- [Given request]: Keep the wording of each record exactly the same when you repeat it, and leave out pictures.

- [Material for the task]:

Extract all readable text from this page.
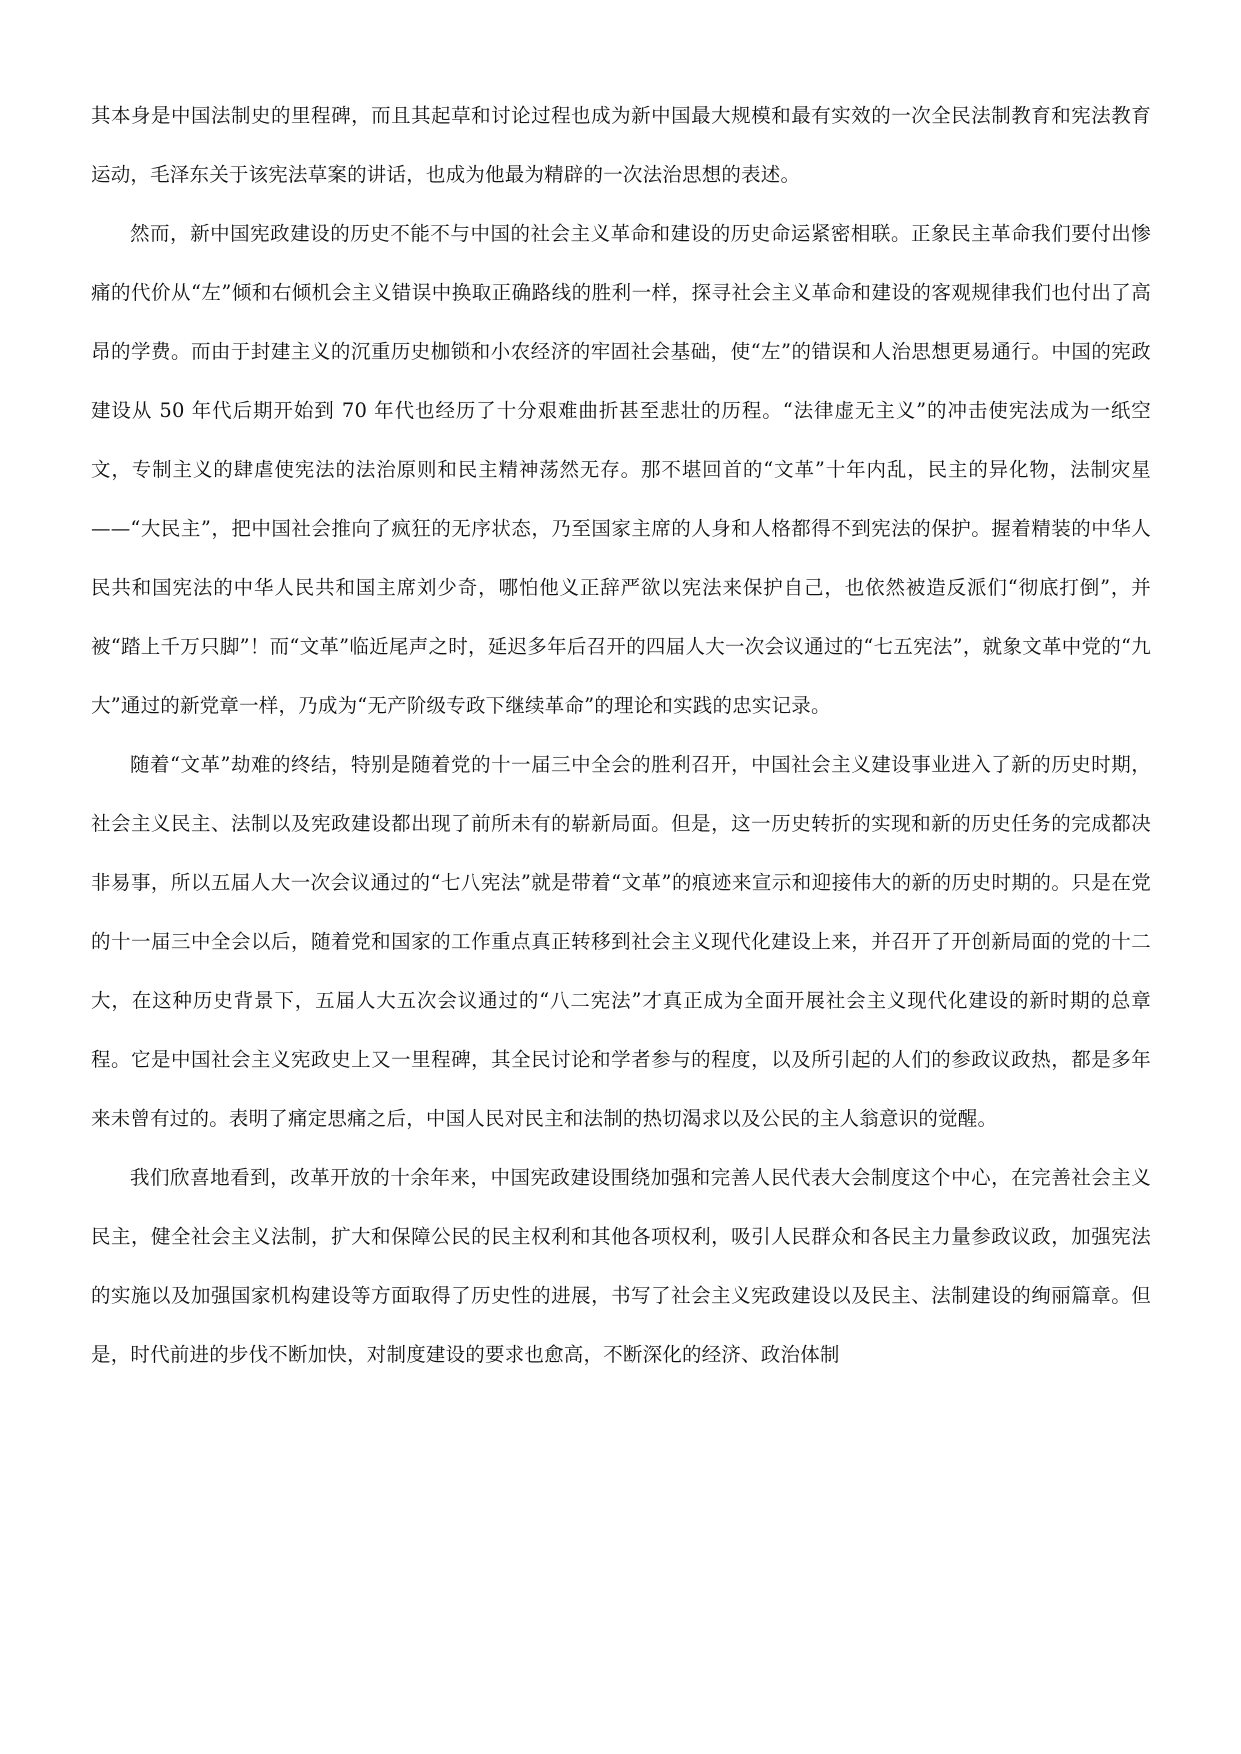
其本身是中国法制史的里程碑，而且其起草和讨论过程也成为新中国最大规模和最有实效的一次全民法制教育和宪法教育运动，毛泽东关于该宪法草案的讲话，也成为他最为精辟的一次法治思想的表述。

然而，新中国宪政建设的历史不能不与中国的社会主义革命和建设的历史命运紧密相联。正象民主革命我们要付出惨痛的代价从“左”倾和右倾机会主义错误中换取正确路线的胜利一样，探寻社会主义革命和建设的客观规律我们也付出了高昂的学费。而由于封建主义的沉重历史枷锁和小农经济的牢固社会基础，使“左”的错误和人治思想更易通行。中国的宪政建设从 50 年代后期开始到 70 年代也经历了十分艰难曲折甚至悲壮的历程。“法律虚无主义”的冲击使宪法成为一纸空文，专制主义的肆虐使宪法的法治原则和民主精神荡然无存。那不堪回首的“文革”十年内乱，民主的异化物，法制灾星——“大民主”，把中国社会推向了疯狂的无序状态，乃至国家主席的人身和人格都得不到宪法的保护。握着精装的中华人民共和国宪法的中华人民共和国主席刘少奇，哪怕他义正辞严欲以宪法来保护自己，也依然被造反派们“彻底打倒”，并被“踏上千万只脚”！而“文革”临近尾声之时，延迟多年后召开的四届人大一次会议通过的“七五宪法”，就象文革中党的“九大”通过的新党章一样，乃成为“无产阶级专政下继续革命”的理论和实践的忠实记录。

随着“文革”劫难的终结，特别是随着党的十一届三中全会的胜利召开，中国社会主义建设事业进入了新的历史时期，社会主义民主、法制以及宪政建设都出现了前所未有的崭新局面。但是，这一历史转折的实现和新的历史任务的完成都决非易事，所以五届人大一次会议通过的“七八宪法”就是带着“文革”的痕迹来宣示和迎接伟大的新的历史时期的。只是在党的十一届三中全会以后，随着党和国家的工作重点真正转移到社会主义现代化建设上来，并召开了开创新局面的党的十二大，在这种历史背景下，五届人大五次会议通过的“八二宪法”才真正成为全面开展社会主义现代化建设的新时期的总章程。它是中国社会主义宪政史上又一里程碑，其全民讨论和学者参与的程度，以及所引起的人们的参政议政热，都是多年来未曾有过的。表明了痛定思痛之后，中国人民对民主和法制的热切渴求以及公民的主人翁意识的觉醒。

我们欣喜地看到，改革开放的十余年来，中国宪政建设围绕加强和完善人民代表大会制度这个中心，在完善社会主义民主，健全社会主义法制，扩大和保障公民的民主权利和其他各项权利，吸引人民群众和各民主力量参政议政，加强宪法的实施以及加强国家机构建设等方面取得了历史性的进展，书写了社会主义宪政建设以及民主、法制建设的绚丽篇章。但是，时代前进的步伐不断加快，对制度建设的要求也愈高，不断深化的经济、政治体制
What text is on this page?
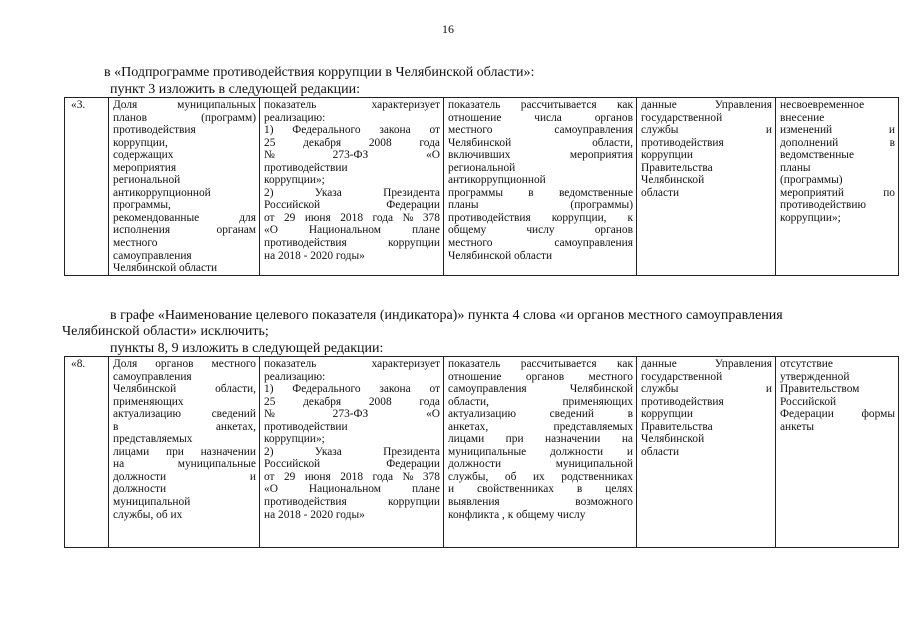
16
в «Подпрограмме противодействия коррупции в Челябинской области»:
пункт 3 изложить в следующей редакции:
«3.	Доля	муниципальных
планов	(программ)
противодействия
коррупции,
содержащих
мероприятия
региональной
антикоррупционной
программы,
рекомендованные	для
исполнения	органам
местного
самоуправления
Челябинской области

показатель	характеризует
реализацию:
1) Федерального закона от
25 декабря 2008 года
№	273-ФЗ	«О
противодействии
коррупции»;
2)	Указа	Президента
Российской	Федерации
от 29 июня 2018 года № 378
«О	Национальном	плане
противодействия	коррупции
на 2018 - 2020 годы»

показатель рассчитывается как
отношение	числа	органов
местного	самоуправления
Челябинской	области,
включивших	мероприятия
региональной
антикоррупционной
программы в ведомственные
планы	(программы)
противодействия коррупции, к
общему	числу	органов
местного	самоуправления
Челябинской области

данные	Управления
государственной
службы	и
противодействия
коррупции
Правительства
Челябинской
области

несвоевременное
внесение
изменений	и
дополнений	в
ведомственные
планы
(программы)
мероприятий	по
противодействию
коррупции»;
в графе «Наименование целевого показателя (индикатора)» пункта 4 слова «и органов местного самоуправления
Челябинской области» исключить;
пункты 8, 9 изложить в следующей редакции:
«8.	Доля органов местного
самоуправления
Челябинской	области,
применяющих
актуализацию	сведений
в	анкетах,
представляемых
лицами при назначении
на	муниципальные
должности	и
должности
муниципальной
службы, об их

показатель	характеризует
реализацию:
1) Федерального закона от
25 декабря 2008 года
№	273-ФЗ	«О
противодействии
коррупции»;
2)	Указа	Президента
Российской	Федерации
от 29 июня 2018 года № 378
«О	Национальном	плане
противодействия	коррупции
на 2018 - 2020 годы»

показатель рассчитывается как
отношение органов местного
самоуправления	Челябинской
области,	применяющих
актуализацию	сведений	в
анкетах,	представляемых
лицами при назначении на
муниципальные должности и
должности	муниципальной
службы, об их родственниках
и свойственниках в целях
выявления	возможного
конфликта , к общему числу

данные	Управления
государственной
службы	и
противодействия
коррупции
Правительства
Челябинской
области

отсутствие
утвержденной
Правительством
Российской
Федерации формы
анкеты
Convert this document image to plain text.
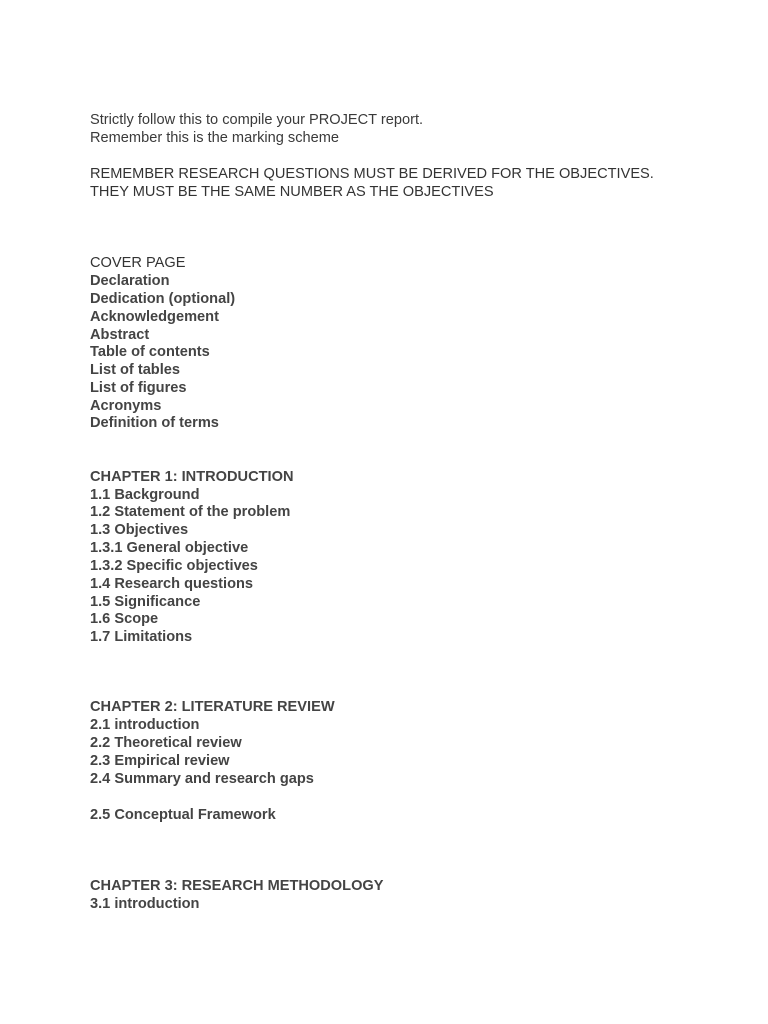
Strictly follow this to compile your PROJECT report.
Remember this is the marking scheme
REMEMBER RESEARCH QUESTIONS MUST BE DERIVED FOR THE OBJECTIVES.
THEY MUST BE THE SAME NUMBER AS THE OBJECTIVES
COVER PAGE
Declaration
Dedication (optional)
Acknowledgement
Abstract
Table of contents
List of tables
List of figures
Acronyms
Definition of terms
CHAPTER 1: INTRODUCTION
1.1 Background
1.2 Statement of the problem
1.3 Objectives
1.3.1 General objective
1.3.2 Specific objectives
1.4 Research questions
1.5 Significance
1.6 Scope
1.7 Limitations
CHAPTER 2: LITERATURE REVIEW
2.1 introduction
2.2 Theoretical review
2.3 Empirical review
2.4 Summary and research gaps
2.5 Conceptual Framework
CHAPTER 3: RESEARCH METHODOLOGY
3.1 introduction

- [Result below]:
Extract all readable text from this page.
其本身是中国法制史的里程碑，而且其起草和讨论过程也成为新中国最大规模和最有实效的一次全民法制教育和宪法教育运动，毛泽东关于该宪法草案的讲话，也成为他最为精辟的一次法治思想的表述。

然而，新中国宪政建设的历史不能不与中国的社会主义革命和建设的历史命运紧密相联。正象民主革命我们要付出惨痛的代价从“左”倾和右倾机会主义错误中换取正确路线的胜利一样，探寻社会主义革命和建设的客观规律我们也付出了高昂的学费。而由于封建主义的沉重历史枷锁和小农经济的牢固社会基础，使“左”的错误和人治思想更易通行。中国的宪政建设从 50 年代后期开始到 70 年代也经历了十分艰难曲折甚至悲壮的历程。“法律虚无主义”的冲击使宪法成为一纸空文，专制主义的肆虐使宪法的法治原则和民主精神荡然无存。那不堪回首的“文革”十年内乱，民主的异化物，法制灾星——“大民主”，把中国社会推向了疯狂的无序状态，乃至国家主席的人身和人格都得不到宪法的保护。握着精装的中华人民共和国宪法的中华人民共和国主席刘少奇，哪怕他义正辞严欲以宪法来保护自己，也依然被造反派们“彻底打倒”，并被“踏上千万只脚”！而“文革”临近尾声之时，延迟多年后召开的四届人大一次会议通过的“七五宪法”，就象文革中党的“九大”通过的新党章一样，乃成为“无产阶级专政下继续革命”的理论和实践的忠实记录。

随着“文革”劫难的终结，特别是随着党的十一届三中全会的胜利召开，中国社会主义建设事业进入了新的历史时期，社会主义民主、法制以及宪政建设都出现了前所未有的崭新局面。但是，这一历史转折的实现和新的历史任务的完成都决非易事，所以五届人大一次会议通过的“七八宪法”就是带着“文革”的痕迹来宣示和迎接伟大的新的历史时期的。只是在党的十一届三中全会以后，随着党和国家的工作重点真正转移到社会主义现代化建设上来，并召开了开创新局面的党的十二大，在这种历史背景下，五届人大五次会议通过的“八二宪法”才真正成为全面开展社会主义现代化建设的新时期的总章程。它是中国社会主义宪政史上又一里程碑，其全民讨论和学者参与的程度，以及所引起的人们的参政议政热，都是多年来未曾有过的。表明了痛定思痛之后，中国人民对民主和法制的热切渴求以及公民的主人翁意识的觉醒。

我们欣喜地看到，改革开放的十余年来，中国宪政建设围绕加强和完善人民代表大会制度这个中心，在完善社会主义民主，健全社会主义法制，扩大和保障公民的民主权利和其他各项权利，吸引人民群众和各民主力量参政议政，加强宪法的实施以及加强国家机构建设等方面取得了历史性的进展，书写了社会主义宪政建设以及民主、法制建设的绚丽篇章。但是，时代前进的步伐不断加快，对制度建设的要求也愈高，不断深化的经济、政治体制
What text is on this page?
16
в «Подпрограмме противодействия коррупции в Челябинской области»:
пункт 3 изложить в следующей редакции:
«3.	Доля	муниципальных
планов	(программ)
противодействия
коррупции,
содержащих
мероприятия
региональной
антикоррупционной
программы,
рекомендованные	для
исполнения	органам
местного
самоуправления
Челябинской области

показатель	характеризует
реализацию:
1) Федерального закона от
25 декабря 2008 года
№	273-ФЗ	«О
противодействии
коррупции»;
2)	Указа	Президента
Российской	Федерации
от 29 июня 2018 года № 378
«О	Национальном	плане
противодействия	коррупции
на 2018 - 2020 годы»

показатель рассчитывается как
отношение	числа	органов
местного	самоуправления
Челябинской	области,
включивших	мероприятия
региональной
антикоррупционной
программы в ведомственные
планы	(программы)
противодействия коррупции, к
общему	числу	органов
местного	самоуправления
Челябинской области

данные	Управления
государственной
службы	и
противодействия
коррупции
Правительства
Челябинской
области

несвоевременное
внесение
изменений	и
дополнений	в
ведомственные
планы
(программы)
мероприятий	по
противодействию
коррупции»;
в графе «Наименование целевого показателя (индикатора)» пункта 4 слова «и органов местного самоуправления
Челябинской области» исключить;
пункты 8, 9 изложить в следующей редакции:
«8.	Доля органов местного
самоуправления
Челябинской	области,
применяющих
актуализацию	сведений
в	анкетах,
представляемых
лицами при назначении
на	муниципальные
должности	и
должности
муниципальной
службы, об их

показатель	характеризует
реализацию:
1) Федерального закона от
25 декабря 2008 года
№	273-ФЗ	«О
противодействии
коррупции»;
2)	Указа	Президента
Российской	Федерации
от 29 июня 2018 года № 378
«О	Национальном	плане
противодействия	коррупции
на 2018 - 2020 годы»

показатель рассчитывается как
отношение органов местного
самоуправления	Челябинской
области,	применяющих
актуализацию	сведений	в
анкетах,	представляемых
лицами при назначении на
муниципальные должности и
должности	муниципальной
службы, об их родственниках
и свойственниках в целях
выявления	возможного
конфликта , к общему числу

данные	Управления
государственной
службы	и
противодействия
коррупции
Правительства
Челябинской
области

отсутствие
утвержденной
Правительством
Российской
Федерации формы
анкеты
Convert this document image to plain text.
Strictly follow this to compile your PROJECT report.
Remember this is the marking scheme
REMEMBER RESEARCH QUESTIONS MUST BE DERIVED FOR THE OBJECTIVES.
THEY MUST BE THE SAME NUMBER AS THE OBJECTIVES
COVER PAGE
Declaration
Dedication (optional)
Acknowledgement
Abstract
Table of contents
List of tables
List of figures
Acronyms
Definition of terms
CHAPTER 1: INTRODUCTION
1.1 Background
1.2 Statement of the problem
1.3 Objectives
1.3.1 General objective
1.3.2 Specific objectives
1.4 Research questions
1.5 Significance
1.6 Scope
1.7 Limitations
CHAPTER 2: LITERATURE REVIEW
2.1 introduction
2.2 Theoretical review
2.3 Empirical review
2.4 Summary and research gaps
2.5 Conceptual Framework
CHAPTER 3: RESEARCH METHODOLOGY
3.1 introduction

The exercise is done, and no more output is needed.